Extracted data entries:
----------
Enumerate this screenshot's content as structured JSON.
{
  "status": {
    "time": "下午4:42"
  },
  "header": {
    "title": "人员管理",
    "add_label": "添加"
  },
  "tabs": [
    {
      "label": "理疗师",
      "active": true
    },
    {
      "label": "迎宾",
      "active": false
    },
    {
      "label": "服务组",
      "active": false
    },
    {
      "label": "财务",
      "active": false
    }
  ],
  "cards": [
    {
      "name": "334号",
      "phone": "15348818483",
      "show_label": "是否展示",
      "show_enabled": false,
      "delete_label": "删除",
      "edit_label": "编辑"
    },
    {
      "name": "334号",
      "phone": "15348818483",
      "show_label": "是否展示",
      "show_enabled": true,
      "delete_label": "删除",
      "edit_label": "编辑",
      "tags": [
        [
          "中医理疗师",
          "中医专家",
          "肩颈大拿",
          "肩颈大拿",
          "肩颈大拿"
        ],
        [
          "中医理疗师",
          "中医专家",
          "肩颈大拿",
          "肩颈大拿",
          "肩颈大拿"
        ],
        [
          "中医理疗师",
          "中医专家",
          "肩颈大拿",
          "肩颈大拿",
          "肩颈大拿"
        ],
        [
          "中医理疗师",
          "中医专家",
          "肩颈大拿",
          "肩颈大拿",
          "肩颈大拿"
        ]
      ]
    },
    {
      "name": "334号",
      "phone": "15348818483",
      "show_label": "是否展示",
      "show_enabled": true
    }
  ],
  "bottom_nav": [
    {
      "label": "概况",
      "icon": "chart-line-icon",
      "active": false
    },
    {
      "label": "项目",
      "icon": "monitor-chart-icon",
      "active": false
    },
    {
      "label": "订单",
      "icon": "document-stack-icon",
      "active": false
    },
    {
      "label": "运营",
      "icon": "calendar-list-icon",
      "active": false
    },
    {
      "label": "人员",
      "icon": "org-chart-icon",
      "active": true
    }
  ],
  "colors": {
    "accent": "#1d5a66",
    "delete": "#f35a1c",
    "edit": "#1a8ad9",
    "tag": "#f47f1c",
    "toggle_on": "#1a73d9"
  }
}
----------
● **WHAT NEEDS TO BE DONE**: Of the lines above, copy each that contains "chart".

● **RESULT**:
      "icon": "chart-line-icon",
      "icon": "monitor-chart-icon",
      "icon": "org-chart-icon",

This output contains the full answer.